(Data extracted from a collection)
--- Start ---

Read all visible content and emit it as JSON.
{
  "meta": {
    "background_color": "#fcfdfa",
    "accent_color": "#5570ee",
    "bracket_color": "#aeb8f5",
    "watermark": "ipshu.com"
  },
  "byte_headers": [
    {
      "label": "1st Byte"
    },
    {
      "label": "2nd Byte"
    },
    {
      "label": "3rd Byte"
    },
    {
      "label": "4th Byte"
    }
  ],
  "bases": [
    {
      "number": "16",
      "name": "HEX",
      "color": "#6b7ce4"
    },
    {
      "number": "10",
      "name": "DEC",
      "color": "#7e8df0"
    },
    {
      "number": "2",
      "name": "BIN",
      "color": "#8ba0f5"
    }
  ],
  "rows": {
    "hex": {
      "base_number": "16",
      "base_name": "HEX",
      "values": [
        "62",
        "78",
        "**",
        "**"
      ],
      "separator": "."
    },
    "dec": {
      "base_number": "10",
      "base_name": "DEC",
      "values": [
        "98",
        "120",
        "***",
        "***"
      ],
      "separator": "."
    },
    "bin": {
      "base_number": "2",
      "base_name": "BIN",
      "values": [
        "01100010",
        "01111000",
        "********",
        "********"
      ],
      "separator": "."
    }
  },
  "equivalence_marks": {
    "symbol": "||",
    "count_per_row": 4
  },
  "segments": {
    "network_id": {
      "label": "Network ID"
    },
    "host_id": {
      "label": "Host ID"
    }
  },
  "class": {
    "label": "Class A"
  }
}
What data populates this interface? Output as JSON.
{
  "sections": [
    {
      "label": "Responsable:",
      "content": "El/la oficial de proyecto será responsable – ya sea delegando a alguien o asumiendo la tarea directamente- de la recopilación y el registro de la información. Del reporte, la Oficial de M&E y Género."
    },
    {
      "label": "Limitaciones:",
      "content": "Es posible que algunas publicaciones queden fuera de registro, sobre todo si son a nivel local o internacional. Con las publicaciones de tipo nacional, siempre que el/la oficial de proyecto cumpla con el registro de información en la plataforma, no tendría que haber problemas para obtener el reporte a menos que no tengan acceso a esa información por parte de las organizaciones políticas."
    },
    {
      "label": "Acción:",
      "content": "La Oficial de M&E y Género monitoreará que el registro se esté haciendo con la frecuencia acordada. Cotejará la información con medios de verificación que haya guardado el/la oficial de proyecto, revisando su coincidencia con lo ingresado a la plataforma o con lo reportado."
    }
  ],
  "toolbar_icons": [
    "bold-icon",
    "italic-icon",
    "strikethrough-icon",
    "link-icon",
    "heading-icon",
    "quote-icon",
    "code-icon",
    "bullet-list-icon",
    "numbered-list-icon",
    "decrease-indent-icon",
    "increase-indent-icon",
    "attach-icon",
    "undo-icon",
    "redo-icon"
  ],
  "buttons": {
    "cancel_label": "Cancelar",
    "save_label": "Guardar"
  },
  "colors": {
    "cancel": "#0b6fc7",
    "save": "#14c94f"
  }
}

--- End ---

--- DO THIS ---
Working from the entries above, return all lines that contain "JSON".

--- FULL SOLUTION ---
Read all visible content and emit it as JSON.
What data populates this interface? Output as JSON.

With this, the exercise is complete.